# TASK OBJECTIVE
Answer these questions from the piece on making medicinal butter:
1. In what season and year did the week-long rejuvenation workshop take place?
2. How many other students took part along with Jan?
3. Which Buddha is visualized so the butter is turned into nectar?

# QUOTED PASSAGE
= = =
Making rejuvenating medicinal butter in the Swiss Alps with Dr. Pasang Yonten Arya

Pasang Yonten Arya (Menrampa) is a practitioner, scholar, and teacher of Tibetan medicine educated at Men-Tsee-Khang in Dharamsala, where he served as assistant pharmacist, lecturer, and college principal between 1977 and 1989. After lecturing at the Central Institute for Buddhist Studies (Ladakh, 1981–1991), he moved to Italy, where he heads the New Yuthok Institute and Tibetan Medicine Education center (TME). I have been studying with him since 2012.

In the late spring of 2019, I (Jan) participated in a week-long TME rejuvenation workshop in the Swiss Pre-Alps, together with eighteen other students. It took place in a large chalet on the edge of a quiet idyllic village, enveloped by the sound of a nearby waterfall, green alpine pastures, and pine forest.

The view from where the medicinal butter workshop took place. The Gyüzhi states the importance of finding a suitable place for a rejuvenation retreat, which should be “clean, quiet, pleasant, and free of obstacles.”

Over lunch on arrival day, Dr. Pasang welcomed the students to this ideal place for rejuvenation with the following words:
“This is a workshop. You have to work, you must touch with your hands, body and mind together. You might burn yourself or feel nauseous, whatever, you must do it. It is not enough to look at a video, or to attend a lecture. This is pharmacy. You must work! One, two, three times, then only you begin to understand: ‘Ah, this is the way.'”

Our teacher foregrounded manual work, the senses, practice and experiential knowledge in menjor, the making of medicine. The nourishing qualities of medicinal butter alleviate excess lung (‘wind’) and strengthen the body. Making menmar is excellent for rejuvenation, but without preliminary cleansing there would be little benefit upon taking the medicine: “preparing [fresh] food in a dirty cooking pot, does it make sense or not?,” he commented. Kitchen metaphors, associating cooking with digestion as well as with medicine making, were a recurring theme throughout the workshop.

The butter does not only need to be refined by removing impurities and ‘extracting the essence’ (chülen), it should also be ritually perfected and consecrated. This practice involved visualisation of Buddha Amitāyus (Tshe dpag med) and recitation of a specific mantra, through which the medicinal butter is transformed into nectar. The practitioner visualizes how five-colored nectar light is absorbed from the elements of the ten directions, and again emitted from the medicine, increasing the lifespan of all beings.

The medine butter jars were consecrated with the blessings of the Medicine Buddha (pictured here), and infused with life-force essence through accumulation of the rejuvenating mantra of Amitāyus.

In this combined medicinal butter and rejuvenation workshop, I learned both as a practitioner and as an anthropologist engaged in participant-observation. This education through apprenticeship foregrounds the importance of honing skills through interactions with the dynamic properties of materials, and also comes with intriguing analytical questions. To properly study medicine preparation and empowerment, it seems that fieldworkers have few options other than (partially) becoming artisan-practitioners themselves, however inexperienced they may be. In this sense, anthropology is like a craft.
= = =
# SUPPLIED INFORMATION
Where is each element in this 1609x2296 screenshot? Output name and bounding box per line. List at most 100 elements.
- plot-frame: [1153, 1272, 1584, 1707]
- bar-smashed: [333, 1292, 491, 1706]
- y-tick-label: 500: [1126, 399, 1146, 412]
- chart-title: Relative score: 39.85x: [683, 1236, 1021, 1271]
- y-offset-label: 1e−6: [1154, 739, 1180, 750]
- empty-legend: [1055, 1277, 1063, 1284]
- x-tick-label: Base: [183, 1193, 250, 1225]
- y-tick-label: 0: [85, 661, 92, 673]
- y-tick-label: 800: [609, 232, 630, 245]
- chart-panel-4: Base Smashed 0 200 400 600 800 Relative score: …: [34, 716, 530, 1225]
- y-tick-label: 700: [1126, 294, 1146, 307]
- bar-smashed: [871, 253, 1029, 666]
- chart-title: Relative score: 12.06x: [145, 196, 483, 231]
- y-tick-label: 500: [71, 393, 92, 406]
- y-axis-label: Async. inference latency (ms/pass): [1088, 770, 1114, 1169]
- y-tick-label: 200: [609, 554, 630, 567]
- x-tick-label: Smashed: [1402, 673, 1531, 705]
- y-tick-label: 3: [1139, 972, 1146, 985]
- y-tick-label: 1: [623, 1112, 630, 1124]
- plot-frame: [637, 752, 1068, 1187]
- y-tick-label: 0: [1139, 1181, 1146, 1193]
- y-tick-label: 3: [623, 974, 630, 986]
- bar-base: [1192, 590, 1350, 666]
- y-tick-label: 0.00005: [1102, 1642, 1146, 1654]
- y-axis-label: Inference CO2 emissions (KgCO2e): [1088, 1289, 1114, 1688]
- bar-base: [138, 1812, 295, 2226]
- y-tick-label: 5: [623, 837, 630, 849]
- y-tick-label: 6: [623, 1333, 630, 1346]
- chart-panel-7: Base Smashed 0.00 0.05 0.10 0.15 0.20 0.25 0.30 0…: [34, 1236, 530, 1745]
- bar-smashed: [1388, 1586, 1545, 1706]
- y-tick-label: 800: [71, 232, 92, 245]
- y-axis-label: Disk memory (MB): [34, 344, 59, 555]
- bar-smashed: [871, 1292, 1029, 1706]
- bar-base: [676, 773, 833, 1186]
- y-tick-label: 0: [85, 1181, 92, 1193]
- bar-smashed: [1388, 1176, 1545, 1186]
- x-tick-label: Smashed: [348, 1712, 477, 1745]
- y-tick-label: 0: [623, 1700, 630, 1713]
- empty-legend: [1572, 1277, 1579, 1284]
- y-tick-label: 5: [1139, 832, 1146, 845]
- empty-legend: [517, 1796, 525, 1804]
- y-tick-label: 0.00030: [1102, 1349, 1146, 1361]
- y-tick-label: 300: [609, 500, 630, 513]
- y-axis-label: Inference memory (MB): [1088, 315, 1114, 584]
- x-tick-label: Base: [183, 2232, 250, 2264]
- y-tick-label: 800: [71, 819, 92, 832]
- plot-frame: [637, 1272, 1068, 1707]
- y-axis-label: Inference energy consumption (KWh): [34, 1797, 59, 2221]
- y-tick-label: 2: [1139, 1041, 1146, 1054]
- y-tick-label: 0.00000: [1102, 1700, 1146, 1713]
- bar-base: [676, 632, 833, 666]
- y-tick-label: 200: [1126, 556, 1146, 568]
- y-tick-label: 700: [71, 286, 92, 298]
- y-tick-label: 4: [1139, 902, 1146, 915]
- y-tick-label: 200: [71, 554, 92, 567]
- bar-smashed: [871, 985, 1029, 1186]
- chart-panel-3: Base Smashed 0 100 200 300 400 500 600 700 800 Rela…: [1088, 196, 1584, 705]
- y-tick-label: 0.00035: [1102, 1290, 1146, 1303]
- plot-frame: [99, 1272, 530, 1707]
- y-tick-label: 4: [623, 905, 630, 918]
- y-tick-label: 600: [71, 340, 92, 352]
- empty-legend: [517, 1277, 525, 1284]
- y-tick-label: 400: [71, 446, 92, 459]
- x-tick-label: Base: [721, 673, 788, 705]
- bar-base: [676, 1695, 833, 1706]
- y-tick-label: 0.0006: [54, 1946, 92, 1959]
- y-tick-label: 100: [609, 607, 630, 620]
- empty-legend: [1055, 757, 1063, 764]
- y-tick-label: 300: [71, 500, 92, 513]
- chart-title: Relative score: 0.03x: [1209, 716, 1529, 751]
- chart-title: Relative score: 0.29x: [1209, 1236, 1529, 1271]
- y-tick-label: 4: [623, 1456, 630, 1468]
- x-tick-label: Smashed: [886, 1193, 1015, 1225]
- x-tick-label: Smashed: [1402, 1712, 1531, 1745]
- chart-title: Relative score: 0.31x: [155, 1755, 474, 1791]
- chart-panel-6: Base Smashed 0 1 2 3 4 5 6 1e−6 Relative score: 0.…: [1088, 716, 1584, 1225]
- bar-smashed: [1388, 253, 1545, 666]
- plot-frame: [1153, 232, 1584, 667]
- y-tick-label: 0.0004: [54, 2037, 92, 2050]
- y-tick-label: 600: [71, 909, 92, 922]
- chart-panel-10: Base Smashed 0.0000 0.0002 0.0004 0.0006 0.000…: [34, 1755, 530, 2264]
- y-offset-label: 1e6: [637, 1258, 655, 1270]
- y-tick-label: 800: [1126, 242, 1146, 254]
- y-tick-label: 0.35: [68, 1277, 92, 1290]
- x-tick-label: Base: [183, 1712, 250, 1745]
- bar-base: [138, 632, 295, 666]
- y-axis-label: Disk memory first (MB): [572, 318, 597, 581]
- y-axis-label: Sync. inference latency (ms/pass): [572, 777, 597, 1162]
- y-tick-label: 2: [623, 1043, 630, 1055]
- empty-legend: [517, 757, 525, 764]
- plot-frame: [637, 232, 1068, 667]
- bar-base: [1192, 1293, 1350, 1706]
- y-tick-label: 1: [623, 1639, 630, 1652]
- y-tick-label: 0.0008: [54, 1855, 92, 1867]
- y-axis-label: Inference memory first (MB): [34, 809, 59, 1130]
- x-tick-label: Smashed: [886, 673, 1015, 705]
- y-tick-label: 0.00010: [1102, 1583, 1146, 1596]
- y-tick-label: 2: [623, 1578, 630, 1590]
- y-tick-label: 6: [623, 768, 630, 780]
= = =
# TASK SOLUTION
1. Late spring of 2019
2. Eighteen
3. Buddha Amitāyus (Tshe dpag med)